• [Material provided]
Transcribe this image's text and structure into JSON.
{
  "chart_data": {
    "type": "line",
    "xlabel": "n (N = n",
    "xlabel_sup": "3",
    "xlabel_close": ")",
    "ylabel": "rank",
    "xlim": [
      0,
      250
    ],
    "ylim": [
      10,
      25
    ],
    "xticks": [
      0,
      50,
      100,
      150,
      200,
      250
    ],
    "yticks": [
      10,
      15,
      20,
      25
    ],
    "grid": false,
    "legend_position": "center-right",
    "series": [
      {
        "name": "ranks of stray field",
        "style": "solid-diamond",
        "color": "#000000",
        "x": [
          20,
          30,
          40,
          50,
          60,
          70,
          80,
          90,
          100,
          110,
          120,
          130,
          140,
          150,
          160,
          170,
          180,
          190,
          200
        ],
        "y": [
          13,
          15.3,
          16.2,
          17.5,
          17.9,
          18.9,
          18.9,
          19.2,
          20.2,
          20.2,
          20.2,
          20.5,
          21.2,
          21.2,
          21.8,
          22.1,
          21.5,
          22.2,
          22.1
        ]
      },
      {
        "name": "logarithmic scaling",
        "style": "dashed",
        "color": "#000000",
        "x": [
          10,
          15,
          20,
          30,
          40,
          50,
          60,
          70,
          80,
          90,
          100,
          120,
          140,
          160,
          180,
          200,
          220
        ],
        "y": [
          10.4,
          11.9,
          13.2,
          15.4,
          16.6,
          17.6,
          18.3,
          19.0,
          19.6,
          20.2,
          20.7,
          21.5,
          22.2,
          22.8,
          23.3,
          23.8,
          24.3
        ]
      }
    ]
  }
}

• [What the task requires] Return all of the data precisely as it appears.

• [Reply]
Transcribe this image's text and structure into JSON.
{
  "chart_data": {
    "type": "line",
    "xlabel": "n (N = n",
    "xlabel_sup": "3",
    "xlabel_close": ")",
    "ylabel": "rank",
    "xlim": [
      0,
      250
    ],
    "ylim": [
      10,
      25
    ],
    "xticks": [
      0,
      50,
      100,
      150,
      200,
      250
    ],
    "yticks": [
      10,
      15,
      20,
      25
    ],
    "grid": false,
    "legend_position": "center-right",
    "series": [
      {
        "name": "ranks of stray field",
        "style": "solid-diamond",
        "color": "#000000",
        "x": [
          20,
          30,
          40,
          50,
          60,
          70,
          80,
          90,
          100,
          110,
          120,
          130,
          140,
          150,
          160,
          170,
          180,
          190,
          200
        ],
        "y": [
          13,
          15.3,
          16.2,
          17.5,
          17.9,
          18.9,
          18.9,
          19.2,
          20.2,
          20.2,
          20.2,
          20.5,
          21.2,
          21.2,
          21.8,
          22.1,
          21.5,
          22.2,
          22.1
        ]
      },
      {
        "name": "logarithmic scaling",
        "style": "dashed",
        "color": "#000000",
        "x": [
          10,
          15,
          20,
          30,
          40,
          50,
          60,
          70,
          80,
          90,
          100,
          120,
          140,
          160,
          180,
          200,
          220
        ],
        "y": [
          10.4,
          11.9,
          13.2,
          15.4,
          16.6,
          17.6,
          18.3,
          19.0,
          19.6,
          20.2,
          20.7,
          21.5,
          22.2,
          22.8,
          23.3,
          23.8,
          24.3
        ]
      }
    ]
  }
}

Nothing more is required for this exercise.